Record set:

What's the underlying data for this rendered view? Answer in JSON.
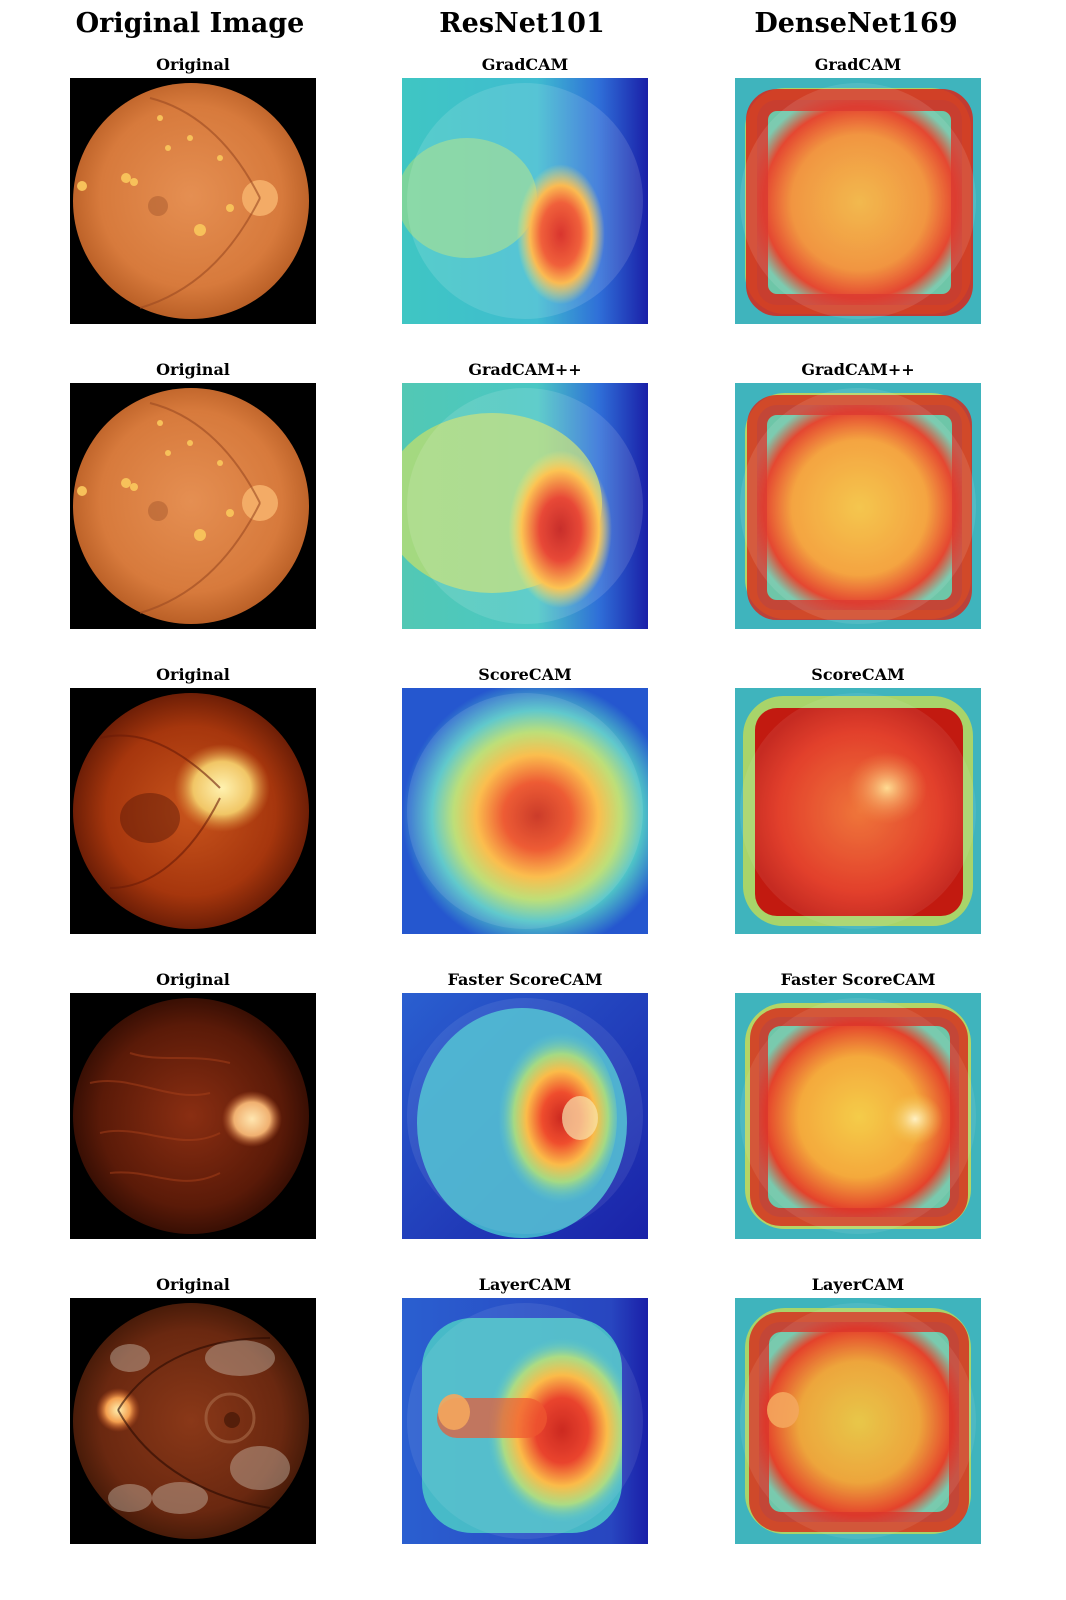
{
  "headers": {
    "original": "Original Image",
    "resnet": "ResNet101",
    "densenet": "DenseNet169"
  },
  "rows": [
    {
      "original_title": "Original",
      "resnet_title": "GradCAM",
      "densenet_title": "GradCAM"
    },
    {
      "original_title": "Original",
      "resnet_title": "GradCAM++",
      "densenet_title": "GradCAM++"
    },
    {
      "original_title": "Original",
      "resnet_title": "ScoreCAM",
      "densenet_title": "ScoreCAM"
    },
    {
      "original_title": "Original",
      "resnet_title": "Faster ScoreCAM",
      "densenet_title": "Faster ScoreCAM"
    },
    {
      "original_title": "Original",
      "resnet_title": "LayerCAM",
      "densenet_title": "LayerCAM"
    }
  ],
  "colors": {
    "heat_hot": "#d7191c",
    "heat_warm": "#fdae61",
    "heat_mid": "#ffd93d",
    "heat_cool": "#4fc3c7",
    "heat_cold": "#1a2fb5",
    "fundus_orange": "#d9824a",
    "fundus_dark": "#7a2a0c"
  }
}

Your task:
Output the lines above in full and exactly as given, omitting any pictures.

Task answer:
What's the underlying data for this rendered view? Answer in JSON.
{
  "headers": {
    "original": "Original Image",
    "resnet": "ResNet101",
    "densenet": "DenseNet169"
  },
  "rows": [
    {
      "original_title": "Original",
      "resnet_title": "GradCAM",
      "densenet_title": "GradCAM"
    },
    {
      "original_title": "Original",
      "resnet_title": "GradCAM++",
      "densenet_title": "GradCAM++"
    },
    {
      "original_title": "Original",
      "resnet_title": "ScoreCAM",
      "densenet_title": "ScoreCAM"
    },
    {
      "original_title": "Original",
      "resnet_title": "Faster ScoreCAM",
      "densenet_title": "Faster ScoreCAM"
    },
    {
      "original_title": "Original",
      "resnet_title": "LayerCAM",
      "densenet_title": "LayerCAM"
    }
  ],
  "colors": {
    "heat_hot": "#d7191c",
    "heat_warm": "#fdae61",
    "heat_mid": "#ffd93d",
    "heat_cool": "#4fc3c7",
    "heat_cold": "#1a2fb5",
    "fundus_orange": "#d9824a",
    "fundus_dark": "#7a2a0c"
  }
}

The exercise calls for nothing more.